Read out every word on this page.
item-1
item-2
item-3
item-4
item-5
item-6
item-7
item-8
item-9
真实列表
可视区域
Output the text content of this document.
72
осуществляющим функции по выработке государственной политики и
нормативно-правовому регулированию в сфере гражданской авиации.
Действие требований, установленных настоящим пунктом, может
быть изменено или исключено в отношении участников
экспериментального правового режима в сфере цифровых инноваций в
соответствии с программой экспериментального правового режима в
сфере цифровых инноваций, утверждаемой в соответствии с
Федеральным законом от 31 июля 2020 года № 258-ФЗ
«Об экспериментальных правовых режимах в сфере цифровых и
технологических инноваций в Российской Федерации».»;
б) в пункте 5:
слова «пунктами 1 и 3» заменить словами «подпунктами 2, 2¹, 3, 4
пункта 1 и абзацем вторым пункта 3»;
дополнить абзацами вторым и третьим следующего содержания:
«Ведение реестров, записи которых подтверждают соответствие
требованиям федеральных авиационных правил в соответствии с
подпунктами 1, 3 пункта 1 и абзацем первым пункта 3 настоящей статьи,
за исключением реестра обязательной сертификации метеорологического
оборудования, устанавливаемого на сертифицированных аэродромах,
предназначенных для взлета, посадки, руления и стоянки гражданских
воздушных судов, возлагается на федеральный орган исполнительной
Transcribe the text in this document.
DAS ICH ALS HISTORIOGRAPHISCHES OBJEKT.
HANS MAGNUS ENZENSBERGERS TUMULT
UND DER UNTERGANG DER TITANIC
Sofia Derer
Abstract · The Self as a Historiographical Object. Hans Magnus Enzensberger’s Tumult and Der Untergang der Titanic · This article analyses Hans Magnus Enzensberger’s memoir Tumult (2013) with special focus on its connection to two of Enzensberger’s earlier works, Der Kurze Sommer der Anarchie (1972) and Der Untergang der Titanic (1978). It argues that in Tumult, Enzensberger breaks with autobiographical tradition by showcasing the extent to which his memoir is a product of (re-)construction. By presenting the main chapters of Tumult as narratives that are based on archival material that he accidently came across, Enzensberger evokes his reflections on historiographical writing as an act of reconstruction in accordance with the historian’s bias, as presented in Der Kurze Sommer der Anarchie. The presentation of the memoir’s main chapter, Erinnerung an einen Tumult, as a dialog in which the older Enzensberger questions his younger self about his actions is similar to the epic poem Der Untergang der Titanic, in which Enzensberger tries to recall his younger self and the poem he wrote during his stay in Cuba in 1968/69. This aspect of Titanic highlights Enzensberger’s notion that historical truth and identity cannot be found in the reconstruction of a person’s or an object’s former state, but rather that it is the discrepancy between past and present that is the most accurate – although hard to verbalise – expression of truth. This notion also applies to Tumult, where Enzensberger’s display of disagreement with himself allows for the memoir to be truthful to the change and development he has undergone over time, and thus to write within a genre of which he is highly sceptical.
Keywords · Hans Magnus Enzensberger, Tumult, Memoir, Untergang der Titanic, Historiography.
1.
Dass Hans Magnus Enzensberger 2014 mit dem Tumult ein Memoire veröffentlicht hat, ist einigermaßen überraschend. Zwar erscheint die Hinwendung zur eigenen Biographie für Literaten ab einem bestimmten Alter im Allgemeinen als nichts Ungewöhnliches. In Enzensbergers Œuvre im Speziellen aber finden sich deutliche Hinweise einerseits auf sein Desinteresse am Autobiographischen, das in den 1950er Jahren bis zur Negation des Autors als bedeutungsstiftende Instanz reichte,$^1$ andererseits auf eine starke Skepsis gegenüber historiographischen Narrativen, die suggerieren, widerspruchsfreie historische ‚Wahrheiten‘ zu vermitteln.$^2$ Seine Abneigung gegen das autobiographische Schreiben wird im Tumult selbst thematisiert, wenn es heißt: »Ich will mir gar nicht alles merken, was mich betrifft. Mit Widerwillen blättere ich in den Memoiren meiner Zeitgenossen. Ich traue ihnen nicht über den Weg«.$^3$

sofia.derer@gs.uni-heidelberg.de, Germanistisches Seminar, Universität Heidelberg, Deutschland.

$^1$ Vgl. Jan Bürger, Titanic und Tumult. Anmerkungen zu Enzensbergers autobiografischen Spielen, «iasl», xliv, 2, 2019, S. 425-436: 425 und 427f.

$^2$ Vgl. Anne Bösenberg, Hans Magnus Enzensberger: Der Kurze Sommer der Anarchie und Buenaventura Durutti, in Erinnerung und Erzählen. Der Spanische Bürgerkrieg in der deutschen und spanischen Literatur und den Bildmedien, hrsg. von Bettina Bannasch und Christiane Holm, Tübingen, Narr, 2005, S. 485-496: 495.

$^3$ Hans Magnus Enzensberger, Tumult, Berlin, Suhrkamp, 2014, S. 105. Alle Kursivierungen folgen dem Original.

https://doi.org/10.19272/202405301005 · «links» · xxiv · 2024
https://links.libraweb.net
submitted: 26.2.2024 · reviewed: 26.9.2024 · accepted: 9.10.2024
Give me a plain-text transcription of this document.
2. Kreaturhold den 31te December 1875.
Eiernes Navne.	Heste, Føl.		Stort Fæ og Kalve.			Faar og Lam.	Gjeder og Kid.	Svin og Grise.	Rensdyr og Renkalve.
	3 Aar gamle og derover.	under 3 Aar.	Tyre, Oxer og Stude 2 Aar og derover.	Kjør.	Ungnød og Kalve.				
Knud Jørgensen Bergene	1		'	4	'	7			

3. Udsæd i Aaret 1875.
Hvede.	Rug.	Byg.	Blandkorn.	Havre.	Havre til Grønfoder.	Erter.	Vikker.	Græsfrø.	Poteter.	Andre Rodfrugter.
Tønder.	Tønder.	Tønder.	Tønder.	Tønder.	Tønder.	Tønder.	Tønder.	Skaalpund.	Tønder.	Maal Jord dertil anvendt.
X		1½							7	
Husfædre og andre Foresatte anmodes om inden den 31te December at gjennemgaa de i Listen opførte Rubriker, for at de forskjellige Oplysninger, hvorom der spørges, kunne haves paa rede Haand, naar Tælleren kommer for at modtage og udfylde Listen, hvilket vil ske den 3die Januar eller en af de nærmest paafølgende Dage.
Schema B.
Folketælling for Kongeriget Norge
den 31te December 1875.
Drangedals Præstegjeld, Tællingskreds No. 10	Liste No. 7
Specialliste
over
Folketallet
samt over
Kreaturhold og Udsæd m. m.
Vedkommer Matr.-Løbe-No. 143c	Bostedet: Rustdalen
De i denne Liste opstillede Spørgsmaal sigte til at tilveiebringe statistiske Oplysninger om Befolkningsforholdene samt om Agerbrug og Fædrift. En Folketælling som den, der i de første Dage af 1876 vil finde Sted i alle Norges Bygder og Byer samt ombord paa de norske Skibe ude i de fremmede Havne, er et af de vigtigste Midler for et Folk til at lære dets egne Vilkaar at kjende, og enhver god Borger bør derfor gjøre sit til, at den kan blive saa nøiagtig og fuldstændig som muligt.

_____

*EXERCISE*
Extract every line of the records above that contains the word "links".

*RESULT OF THIS TASK*
https://doi.org/10.19272/202405301005 · «links» · xxiv · 2024
https://links.libraweb.net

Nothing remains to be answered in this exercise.